» **Work instructions**
State how many lines in the listing below include the word "Worksheet". Give nothing but the number.

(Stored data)
====================

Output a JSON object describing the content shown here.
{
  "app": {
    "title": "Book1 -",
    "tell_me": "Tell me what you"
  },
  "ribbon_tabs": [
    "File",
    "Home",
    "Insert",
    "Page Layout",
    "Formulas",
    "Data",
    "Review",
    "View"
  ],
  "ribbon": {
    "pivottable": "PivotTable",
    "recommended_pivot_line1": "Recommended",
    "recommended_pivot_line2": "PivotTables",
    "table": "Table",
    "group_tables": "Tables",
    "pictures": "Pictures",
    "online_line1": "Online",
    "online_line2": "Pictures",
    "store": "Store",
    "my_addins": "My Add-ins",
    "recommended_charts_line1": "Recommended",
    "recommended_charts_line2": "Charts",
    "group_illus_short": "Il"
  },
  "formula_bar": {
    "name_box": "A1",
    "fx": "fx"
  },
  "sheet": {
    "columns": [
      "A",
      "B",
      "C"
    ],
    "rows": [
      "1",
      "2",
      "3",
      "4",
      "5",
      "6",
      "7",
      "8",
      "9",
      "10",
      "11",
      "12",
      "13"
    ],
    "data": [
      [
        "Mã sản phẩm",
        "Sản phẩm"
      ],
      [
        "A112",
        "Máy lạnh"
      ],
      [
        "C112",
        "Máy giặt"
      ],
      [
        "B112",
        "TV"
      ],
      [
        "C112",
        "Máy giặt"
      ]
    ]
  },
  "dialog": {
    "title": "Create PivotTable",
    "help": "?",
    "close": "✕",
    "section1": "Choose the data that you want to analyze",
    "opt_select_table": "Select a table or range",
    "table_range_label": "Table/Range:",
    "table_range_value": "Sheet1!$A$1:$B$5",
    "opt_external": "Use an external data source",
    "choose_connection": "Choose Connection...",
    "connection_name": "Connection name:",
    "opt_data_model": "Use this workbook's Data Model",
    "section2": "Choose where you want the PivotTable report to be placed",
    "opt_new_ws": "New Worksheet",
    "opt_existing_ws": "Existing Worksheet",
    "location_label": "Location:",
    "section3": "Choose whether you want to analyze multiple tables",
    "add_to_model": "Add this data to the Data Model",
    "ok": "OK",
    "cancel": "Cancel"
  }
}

====================

» **Output for this task**
2